§ **TASK REQUIREMENTS**:
Gather each line containing the string "Ostrea" from these entries.

--- begin DATA TO PROCESS ---

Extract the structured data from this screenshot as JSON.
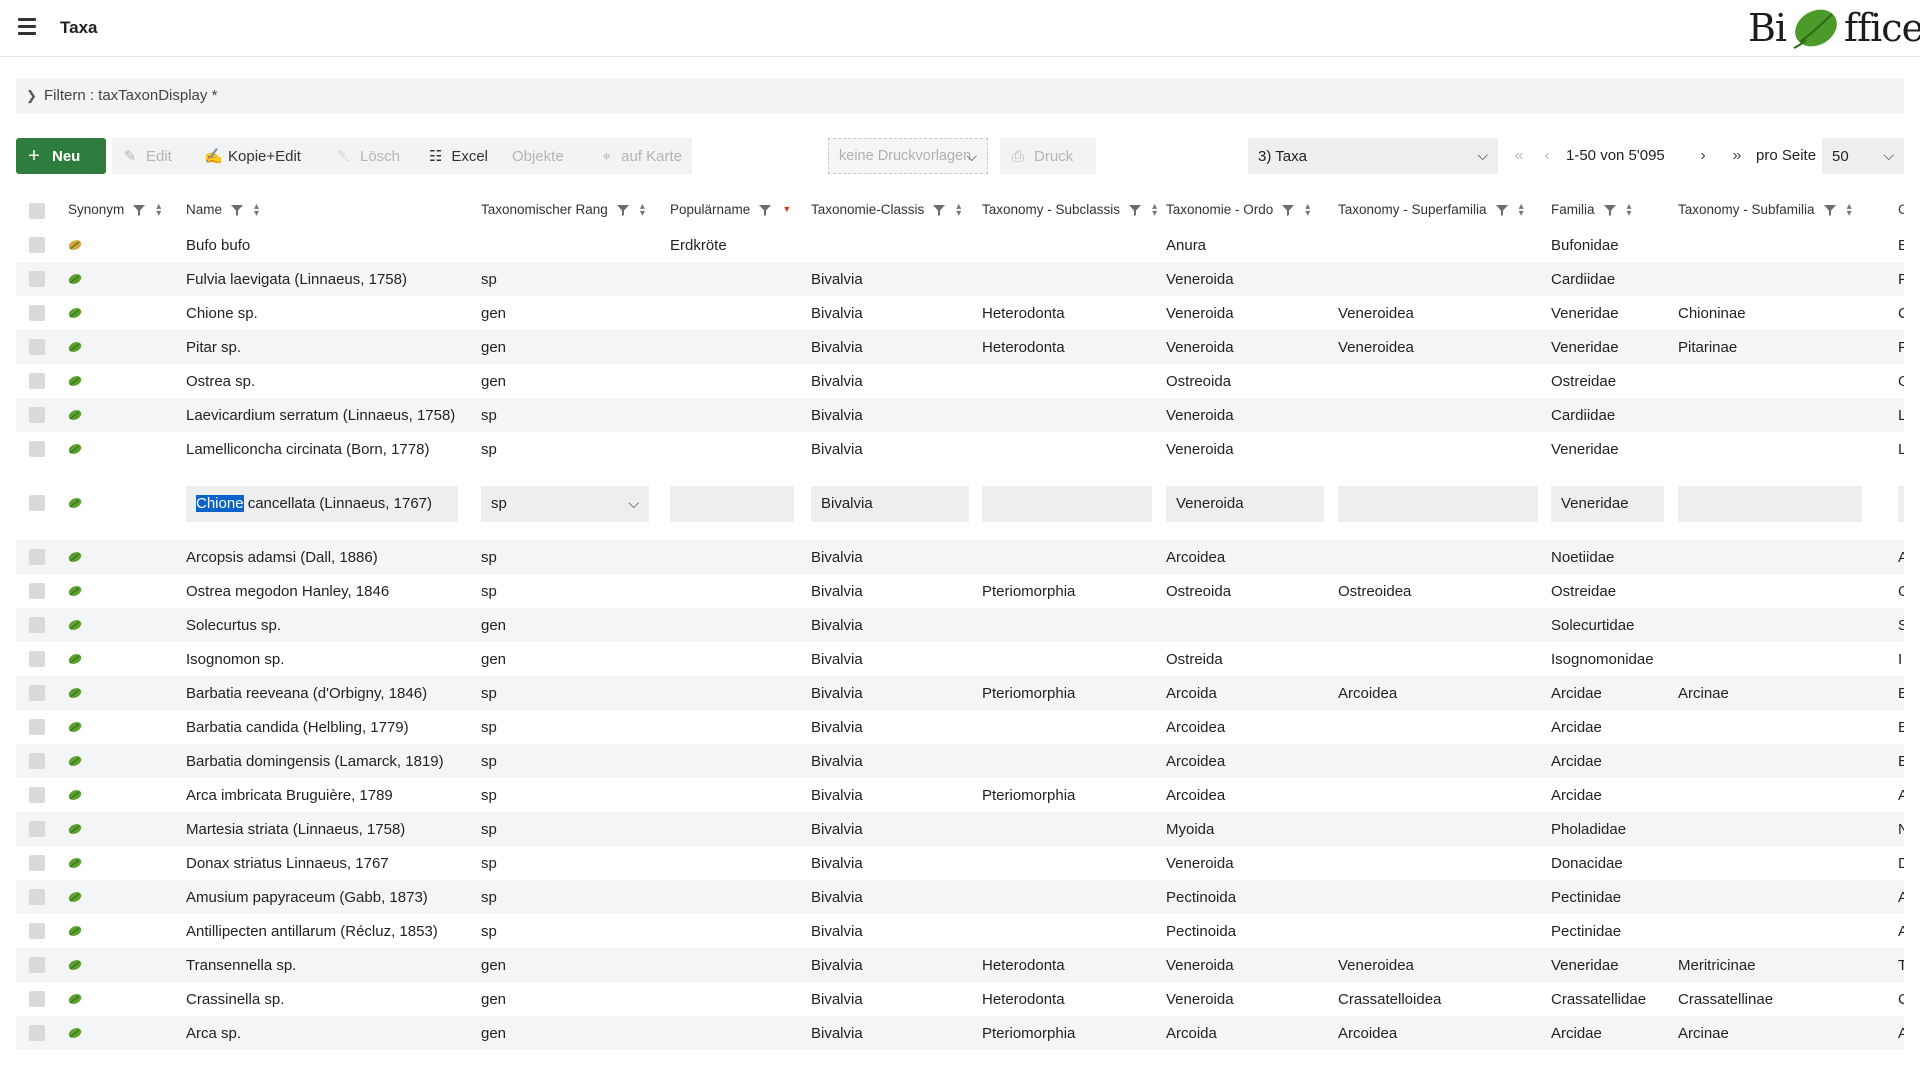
{
  "header": {
    "title": "Taxa",
    "logo_text_left": "Bi",
    "logo_text_right": "ffice"
  },
  "filter": {
    "label": "Filtern : taxTaxonDisplay *"
  },
  "toolbar": {
    "new": "Neu",
    "edit": "Edit",
    "copy_edit": "Kopie+Edit",
    "delete": "Lösch",
    "excel": "Excel",
    "objects": "Objekte",
    "map": "auf Karte",
    "print_template": "keine Druckvorlagen",
    "print": "Druck",
    "view": "3) Taxa",
    "range": "1-50 von 5'095",
    "per_page_label": "pro Seite",
    "per_page": "50"
  },
  "columns": [
    "Synonym",
    "Name",
    "Taxonomischer Rang",
    "Populärname",
    "Taxonomie-Classis",
    "Taxonomy - Subclassis",
    "Taxonomie - Ordo",
    "Taxonomy - Superfamilia",
    "Familia",
    "Taxonomy - Subfamilia"
  ],
  "rows": [
    {
      "leaf": "orange",
      "name": "Bufo bufo",
      "rank": "",
      "popular": "Erdkröte",
      "classis": "",
      "subclassis": "",
      "ordo": "Anura",
      "superfamilia": "",
      "familia": "Bufonidae",
      "subfamilia": "",
      "cut": "E"
    },
    {
      "leaf": "green",
      "name": "Fulvia laevigata (Linnaeus, 1758)",
      "rank": "sp",
      "popular": "",
      "classis": "Bivalvia",
      "subclassis": "",
      "ordo": "Veneroida",
      "superfamilia": "",
      "familia": "Cardiidae",
      "subfamilia": "",
      "cut": "F"
    },
    {
      "leaf": "green",
      "name": "Chione sp.",
      "rank": "gen",
      "popular": "",
      "classis": "Bivalvia",
      "subclassis": "Heterodonta",
      "ordo": "Veneroida",
      "superfamilia": "Veneroidea",
      "familia": "Veneridae",
      "subfamilia": "Chioninae",
      "cut": "C"
    },
    {
      "leaf": "green",
      "name": "Pitar sp.",
      "rank": "gen",
      "popular": "",
      "classis": "Bivalvia",
      "subclassis": "Heterodonta",
      "ordo": "Veneroida",
      "superfamilia": "Veneroidea",
      "familia": "Veneridae",
      "subfamilia": "Pitarinae",
      "cut": "P"
    },
    {
      "leaf": "green",
      "name": "Ostrea sp.",
      "rank": "gen",
      "popular": "",
      "classis": "Bivalvia",
      "subclassis": "",
      "ordo": "Ostreoida",
      "superfamilia": "",
      "familia": "Ostreidae",
      "subfamilia": "",
      "cut": "O"
    },
    {
      "leaf": "green",
      "name": "Laevicardium serratum (Linnaeus, 1758)",
      "rank": "sp",
      "popular": "",
      "classis": "Bivalvia",
      "subclassis": "",
      "ordo": "Veneroida",
      "superfamilia": "",
      "familia": "Cardiidae",
      "subfamilia": "",
      "cut": "L"
    },
    {
      "leaf": "green",
      "name": "Lamelliconcha circinata (Born, 1778)",
      "rank": "sp",
      "popular": "",
      "classis": "Bivalvia",
      "subclassis": "",
      "ordo": "Veneroida",
      "superfamilia": "",
      "familia": "Veneridae",
      "subfamilia": "",
      "cut": "L"
    }
  ],
  "edit_row": {
    "name_selected": "Chione",
    "name_rest": " cancellata (Linnaeus, 1767)",
    "rank": "sp",
    "popular": "",
    "classis": "Bivalvia",
    "subclassis": "",
    "ordo": "Veneroida",
    "superfamilia": "",
    "familia": "Veneridae",
    "subfamilia": ""
  },
  "rows2": [
    {
      "leaf": "green",
      "name": "Arcopsis adamsi (Dall, 1886)",
      "rank": "sp",
      "classis": "Bivalvia",
      "subclassis": "",
      "ordo": "Arcoidea",
      "superfamilia": "",
      "familia": "Noetiidae",
      "subfamilia": "",
      "cut": "A"
    },
    {
      "leaf": "green",
      "name": "Ostrea megodon Hanley, 1846",
      "rank": "sp",
      "classis": "Bivalvia",
      "subclassis": "Pteriomorphia",
      "ordo": "Ostreoida",
      "superfamilia": "Ostreoidea",
      "familia": "Ostreidae",
      "subfamilia": "",
      "cut": "O"
    },
    {
      "leaf": "green",
      "name": "Solecurtus sp.",
      "rank": "gen",
      "classis": "Bivalvia",
      "subclassis": "",
      "ordo": "",
      "superfamilia": "",
      "familia": "Solecurtidae",
      "subfamilia": "",
      "cut": "S"
    },
    {
      "leaf": "green",
      "name": "Isognomon sp.",
      "rank": "gen",
      "classis": "Bivalvia",
      "subclassis": "",
      "ordo": "Ostreida",
      "superfamilia": "",
      "familia": "Isognomonidae",
      "subfamilia": "",
      "cut": "I"
    },
    {
      "leaf": "green",
      "name": "Barbatia reeveana (d'Orbigny, 1846)",
      "rank": "sp",
      "classis": "Bivalvia",
      "subclassis": "Pteriomorphia",
      "ordo": "Arcoida",
      "superfamilia": "Arcoidea",
      "familia": "Arcidae",
      "subfamilia": "Arcinae",
      "cut": "E"
    },
    {
      "leaf": "green",
      "name": "Barbatia candida (Helbling, 1779)",
      "rank": "sp",
      "classis": "Bivalvia",
      "subclassis": "",
      "ordo": "Arcoidea",
      "superfamilia": "",
      "familia": "Arcidae",
      "subfamilia": "",
      "cut": "E"
    },
    {
      "leaf": "green",
      "name": "Barbatia domingensis (Lamarck, 1819)",
      "rank": "sp",
      "classis": "Bivalvia",
      "subclassis": "",
      "ordo": "Arcoidea",
      "superfamilia": "",
      "familia": "Arcidae",
      "subfamilia": "",
      "cut": "E"
    },
    {
      "leaf": "green",
      "name": "Arca imbricata Bruguière, 1789",
      "rank": "sp",
      "classis": "Bivalvia",
      "subclassis": "Pteriomorphia",
      "ordo": "Arcoidea",
      "superfamilia": "",
      "familia": "Arcidae",
      "subfamilia": "",
      "cut": "A"
    },
    {
      "leaf": "green",
      "name": "Martesia striata (Linnaeus, 1758)",
      "rank": "sp",
      "classis": "Bivalvia",
      "subclassis": "",
      "ordo": "Myoida",
      "superfamilia": "",
      "familia": "Pholadidae",
      "subfamilia": "",
      "cut": "N"
    },
    {
      "leaf": "green",
      "name": "Donax striatus Linnaeus, 1767",
      "rank": "sp",
      "classis": "Bivalvia",
      "subclassis": "",
      "ordo": "Veneroida",
      "superfamilia": "",
      "familia": "Donacidae",
      "subfamilia": "",
      "cut": "D"
    },
    {
      "leaf": "green",
      "name": "Amusium papyraceum (Gabb, 1873)",
      "rank": "sp",
      "classis": "Bivalvia",
      "subclassis": "",
      "ordo": "Pectinoida",
      "superfamilia": "",
      "familia": "Pectinidae",
      "subfamilia": "",
      "cut": "A"
    },
    {
      "leaf": "green",
      "name": "Antillipecten antillarum (Récluz, 1853)",
      "rank": "sp",
      "classis": "Bivalvia",
      "subclassis": "",
      "ordo": "Pectinoida",
      "superfamilia": "",
      "familia": "Pectinidae",
      "subfamilia": "",
      "cut": "A"
    },
    {
      "leaf": "green",
      "name": "Transennella sp.",
      "rank": "gen",
      "classis": "Bivalvia",
      "subclassis": "Heterodonta",
      "ordo": "Veneroida",
      "superfamilia": "Veneroidea",
      "familia": "Veneridae",
      "subfamilia": "Meritricinae",
      "cut": "T"
    },
    {
      "leaf": "green",
      "name": "Crassinella sp.",
      "rank": "gen",
      "classis": "Bivalvia",
      "subclassis": "Heterodonta",
      "ordo": "Veneroida",
      "superfamilia": "Crassatelloidea",
      "familia": "Crassatellidae",
      "subfamilia": "Crassatellinae",
      "cut": "C"
    },
    {
      "leaf": "green",
      "name": "Arca sp.",
      "rank": "gen",
      "classis": "Bivalvia",
      "subclassis": "Pteriomorphia",
      "ordo": "Arcoida",
      "superfamilia": "Arcoidea",
      "familia": "Arcidae",
      "subfamilia": "Arcinae",
      "cut": "A"
    }
  ],
  "colors": {
    "primary_green": "#2f7d3c",
    "leaf_green": "#5aa02c",
    "leaf_orange": "#d9a23a",
    "selection_blue": "#0b62c8",
    "row_alt": "#f4f5f6"
  }
}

--- end DATA TO PROCESS ---

§ **FINAL RESULT**:
      "name": "Ostrea sp.",
      "name": "Ostrea megodon Hanley, 1846",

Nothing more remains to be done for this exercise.